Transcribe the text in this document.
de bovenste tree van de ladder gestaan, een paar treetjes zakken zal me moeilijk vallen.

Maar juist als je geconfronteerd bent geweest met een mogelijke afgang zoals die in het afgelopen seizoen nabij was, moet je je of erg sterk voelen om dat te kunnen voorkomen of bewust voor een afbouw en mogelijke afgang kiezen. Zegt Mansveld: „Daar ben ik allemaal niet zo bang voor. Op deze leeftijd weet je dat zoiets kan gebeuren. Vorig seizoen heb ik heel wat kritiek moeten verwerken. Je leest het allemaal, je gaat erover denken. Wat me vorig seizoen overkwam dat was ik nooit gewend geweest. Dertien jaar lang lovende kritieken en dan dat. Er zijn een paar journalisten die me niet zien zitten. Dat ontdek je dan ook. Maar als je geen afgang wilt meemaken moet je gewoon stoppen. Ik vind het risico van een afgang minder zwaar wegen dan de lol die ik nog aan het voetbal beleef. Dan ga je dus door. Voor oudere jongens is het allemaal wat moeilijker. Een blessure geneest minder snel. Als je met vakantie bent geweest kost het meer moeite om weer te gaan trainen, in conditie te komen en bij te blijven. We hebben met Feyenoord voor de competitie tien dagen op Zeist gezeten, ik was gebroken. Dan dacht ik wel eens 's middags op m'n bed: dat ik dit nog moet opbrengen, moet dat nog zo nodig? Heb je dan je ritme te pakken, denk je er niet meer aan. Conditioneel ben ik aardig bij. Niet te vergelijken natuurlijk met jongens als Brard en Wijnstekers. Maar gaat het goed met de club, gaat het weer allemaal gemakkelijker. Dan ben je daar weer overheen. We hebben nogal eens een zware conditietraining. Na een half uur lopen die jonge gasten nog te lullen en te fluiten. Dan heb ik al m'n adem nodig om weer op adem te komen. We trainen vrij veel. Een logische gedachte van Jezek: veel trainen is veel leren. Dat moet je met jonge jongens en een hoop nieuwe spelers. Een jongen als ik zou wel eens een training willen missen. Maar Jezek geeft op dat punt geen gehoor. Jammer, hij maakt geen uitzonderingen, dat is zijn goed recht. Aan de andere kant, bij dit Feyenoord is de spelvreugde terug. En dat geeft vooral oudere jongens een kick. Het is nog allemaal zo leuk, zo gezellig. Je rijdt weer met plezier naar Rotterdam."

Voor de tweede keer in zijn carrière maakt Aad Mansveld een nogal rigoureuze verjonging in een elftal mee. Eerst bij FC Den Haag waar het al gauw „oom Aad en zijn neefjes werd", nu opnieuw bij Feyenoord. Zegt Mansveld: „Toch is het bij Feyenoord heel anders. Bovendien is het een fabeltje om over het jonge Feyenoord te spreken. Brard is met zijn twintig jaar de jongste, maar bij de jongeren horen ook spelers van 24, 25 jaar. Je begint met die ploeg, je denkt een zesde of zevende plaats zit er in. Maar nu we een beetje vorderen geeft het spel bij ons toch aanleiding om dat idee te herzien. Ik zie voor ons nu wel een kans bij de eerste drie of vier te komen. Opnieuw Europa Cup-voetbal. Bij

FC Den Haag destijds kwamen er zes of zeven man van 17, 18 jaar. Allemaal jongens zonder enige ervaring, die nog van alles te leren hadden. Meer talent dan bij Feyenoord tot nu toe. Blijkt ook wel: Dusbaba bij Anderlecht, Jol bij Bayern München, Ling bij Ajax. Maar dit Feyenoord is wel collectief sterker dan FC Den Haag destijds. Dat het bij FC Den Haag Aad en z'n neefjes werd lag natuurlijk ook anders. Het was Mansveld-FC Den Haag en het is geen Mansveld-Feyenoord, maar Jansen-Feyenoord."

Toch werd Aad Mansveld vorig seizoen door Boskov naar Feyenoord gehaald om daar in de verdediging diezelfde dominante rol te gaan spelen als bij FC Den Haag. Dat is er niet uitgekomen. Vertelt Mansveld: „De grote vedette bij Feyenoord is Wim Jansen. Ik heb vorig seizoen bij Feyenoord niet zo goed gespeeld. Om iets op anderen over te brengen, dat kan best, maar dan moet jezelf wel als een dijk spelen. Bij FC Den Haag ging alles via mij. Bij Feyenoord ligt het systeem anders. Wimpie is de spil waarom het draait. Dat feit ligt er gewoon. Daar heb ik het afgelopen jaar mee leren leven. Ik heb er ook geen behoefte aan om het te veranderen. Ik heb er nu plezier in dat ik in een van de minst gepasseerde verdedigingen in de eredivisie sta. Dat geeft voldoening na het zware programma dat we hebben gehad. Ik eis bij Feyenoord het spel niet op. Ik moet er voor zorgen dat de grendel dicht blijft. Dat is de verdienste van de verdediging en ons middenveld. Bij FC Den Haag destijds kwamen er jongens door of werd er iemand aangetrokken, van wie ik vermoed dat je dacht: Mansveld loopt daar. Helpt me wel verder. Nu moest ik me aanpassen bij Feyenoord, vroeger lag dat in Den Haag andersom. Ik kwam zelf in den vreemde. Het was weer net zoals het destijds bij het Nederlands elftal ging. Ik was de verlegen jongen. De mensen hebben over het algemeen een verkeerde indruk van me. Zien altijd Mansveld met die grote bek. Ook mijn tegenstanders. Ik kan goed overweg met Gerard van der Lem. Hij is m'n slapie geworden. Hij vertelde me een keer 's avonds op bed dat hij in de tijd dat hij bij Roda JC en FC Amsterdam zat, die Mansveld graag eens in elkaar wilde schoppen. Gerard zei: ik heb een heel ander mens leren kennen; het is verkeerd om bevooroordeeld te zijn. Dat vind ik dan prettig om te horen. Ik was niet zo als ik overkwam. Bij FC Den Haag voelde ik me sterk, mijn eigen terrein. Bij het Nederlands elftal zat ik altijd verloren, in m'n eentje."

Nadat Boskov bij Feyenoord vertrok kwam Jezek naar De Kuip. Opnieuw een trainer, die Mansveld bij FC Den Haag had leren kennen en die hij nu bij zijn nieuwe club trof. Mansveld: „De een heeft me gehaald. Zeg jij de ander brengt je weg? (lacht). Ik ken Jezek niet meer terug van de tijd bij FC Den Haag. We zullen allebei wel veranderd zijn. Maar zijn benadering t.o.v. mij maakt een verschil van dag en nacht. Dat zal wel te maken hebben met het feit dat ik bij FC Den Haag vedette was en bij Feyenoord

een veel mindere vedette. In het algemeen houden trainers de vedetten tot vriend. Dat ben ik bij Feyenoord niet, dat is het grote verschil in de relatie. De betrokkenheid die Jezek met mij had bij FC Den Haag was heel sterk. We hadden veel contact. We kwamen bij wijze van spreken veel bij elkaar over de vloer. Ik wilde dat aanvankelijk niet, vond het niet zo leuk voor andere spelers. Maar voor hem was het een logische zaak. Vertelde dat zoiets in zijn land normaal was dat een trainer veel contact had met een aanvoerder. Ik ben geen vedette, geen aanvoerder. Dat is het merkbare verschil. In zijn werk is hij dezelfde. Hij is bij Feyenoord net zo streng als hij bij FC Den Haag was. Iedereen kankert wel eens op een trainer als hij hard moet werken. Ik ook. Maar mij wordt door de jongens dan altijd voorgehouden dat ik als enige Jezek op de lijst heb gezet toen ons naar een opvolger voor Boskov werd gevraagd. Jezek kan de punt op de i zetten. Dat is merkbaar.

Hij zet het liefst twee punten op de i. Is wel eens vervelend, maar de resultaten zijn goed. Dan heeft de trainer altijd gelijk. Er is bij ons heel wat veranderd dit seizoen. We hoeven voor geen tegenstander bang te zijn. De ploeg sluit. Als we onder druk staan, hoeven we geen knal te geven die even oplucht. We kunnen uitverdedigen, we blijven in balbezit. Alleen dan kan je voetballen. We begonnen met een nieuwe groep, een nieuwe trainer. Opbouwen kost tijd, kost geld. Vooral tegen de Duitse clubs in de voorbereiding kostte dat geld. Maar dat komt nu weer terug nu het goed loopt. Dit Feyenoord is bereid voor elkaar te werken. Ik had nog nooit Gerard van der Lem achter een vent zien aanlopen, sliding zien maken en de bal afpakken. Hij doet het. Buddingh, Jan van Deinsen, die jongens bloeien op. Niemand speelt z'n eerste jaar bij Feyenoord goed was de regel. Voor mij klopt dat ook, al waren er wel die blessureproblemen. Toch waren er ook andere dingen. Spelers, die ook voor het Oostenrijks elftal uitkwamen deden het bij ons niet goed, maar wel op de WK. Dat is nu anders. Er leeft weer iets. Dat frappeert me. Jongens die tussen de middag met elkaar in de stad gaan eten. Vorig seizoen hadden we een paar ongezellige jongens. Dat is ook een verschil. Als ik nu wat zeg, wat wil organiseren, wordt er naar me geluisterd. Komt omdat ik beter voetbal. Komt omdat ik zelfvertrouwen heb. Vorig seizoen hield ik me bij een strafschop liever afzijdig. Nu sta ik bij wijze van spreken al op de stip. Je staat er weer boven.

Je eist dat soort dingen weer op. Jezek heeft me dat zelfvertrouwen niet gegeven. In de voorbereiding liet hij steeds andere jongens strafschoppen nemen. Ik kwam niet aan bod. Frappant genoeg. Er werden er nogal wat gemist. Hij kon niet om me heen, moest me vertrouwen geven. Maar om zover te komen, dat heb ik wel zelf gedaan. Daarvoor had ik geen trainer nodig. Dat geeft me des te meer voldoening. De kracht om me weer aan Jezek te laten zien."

==

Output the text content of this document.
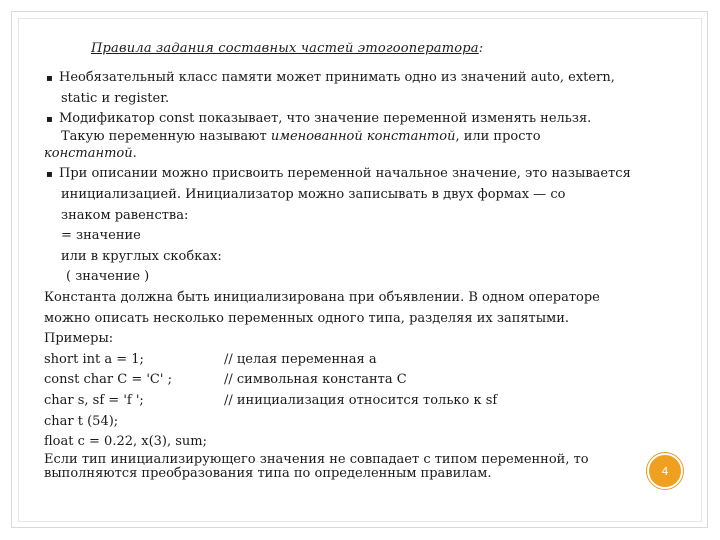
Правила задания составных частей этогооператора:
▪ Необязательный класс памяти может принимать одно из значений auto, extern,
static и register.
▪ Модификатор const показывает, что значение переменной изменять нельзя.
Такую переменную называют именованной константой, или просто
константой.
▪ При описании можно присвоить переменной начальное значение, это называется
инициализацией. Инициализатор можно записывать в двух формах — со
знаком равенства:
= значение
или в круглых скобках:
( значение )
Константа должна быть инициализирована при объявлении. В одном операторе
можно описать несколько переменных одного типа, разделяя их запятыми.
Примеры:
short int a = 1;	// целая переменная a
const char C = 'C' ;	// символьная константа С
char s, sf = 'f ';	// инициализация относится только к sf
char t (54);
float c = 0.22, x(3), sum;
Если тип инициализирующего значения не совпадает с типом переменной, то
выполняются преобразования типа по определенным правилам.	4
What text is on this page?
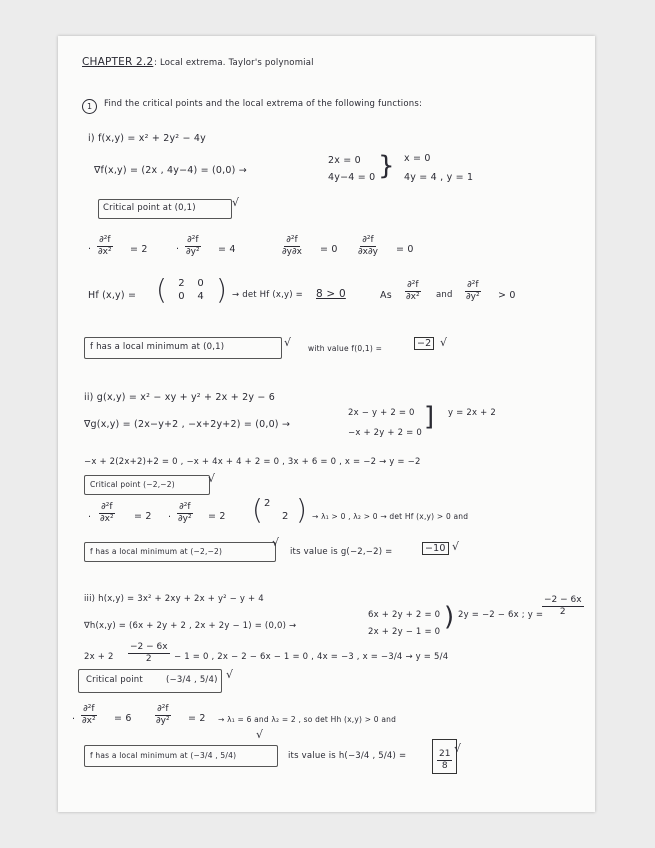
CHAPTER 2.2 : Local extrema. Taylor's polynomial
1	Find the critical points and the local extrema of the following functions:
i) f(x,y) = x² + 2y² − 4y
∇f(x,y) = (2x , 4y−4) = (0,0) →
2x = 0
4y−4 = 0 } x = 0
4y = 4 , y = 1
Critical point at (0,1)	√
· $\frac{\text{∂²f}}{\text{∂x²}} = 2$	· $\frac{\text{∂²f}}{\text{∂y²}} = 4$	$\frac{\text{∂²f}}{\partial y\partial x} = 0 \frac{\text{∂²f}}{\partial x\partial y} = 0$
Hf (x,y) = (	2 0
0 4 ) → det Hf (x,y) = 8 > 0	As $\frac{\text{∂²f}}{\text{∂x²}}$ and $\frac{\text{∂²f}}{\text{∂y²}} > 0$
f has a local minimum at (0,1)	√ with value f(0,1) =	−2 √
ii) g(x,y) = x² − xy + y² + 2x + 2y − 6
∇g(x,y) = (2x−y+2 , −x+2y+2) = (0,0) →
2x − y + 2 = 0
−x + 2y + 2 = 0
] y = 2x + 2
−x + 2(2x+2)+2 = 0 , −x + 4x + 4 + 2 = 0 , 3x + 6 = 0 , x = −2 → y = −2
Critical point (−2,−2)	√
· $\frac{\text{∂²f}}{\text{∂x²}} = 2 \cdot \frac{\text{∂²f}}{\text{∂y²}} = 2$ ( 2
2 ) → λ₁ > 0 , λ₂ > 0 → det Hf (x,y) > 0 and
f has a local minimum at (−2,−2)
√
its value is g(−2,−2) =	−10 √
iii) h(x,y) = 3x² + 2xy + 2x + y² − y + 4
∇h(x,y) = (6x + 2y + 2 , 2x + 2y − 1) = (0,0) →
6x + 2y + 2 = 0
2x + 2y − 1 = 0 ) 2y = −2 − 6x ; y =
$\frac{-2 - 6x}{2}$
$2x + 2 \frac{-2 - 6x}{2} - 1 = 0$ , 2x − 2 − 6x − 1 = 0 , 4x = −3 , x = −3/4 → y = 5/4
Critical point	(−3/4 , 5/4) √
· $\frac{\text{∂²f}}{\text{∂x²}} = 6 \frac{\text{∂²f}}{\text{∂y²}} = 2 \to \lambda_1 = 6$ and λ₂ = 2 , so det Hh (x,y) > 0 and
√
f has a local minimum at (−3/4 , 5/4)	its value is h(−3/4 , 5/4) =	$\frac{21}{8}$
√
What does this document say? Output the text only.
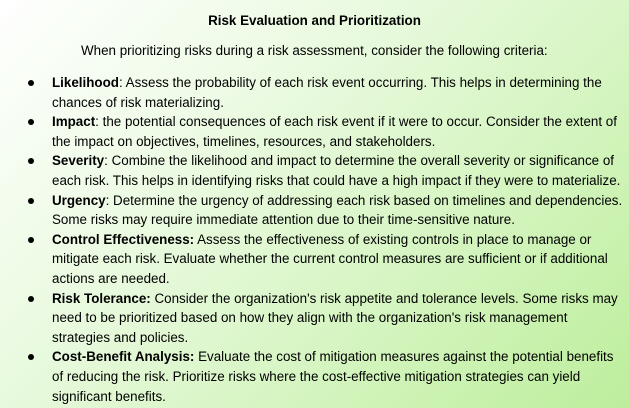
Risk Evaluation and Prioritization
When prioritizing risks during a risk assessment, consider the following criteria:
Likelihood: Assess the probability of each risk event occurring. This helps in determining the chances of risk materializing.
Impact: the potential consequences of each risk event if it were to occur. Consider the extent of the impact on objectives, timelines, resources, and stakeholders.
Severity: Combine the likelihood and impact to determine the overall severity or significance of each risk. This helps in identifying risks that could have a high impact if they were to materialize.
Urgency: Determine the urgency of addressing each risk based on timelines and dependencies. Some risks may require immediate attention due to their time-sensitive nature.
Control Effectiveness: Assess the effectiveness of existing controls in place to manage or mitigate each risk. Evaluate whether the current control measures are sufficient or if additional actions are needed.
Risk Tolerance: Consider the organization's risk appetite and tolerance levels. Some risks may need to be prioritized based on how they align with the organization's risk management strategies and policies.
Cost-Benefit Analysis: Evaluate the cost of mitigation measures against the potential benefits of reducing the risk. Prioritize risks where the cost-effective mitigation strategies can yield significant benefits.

WORK REQUIRED: Return each line with "timelines".

RESULT:
Impact: the potential consequences of each risk event if it were to occur. Consider the extent of the impact on objectives, timelines, resources, and stakeholders.
Urgency: Determine the urgency of addressing each risk based on timelines and dependencies. Some risks may require immediate attention due to their time-sensitive nature.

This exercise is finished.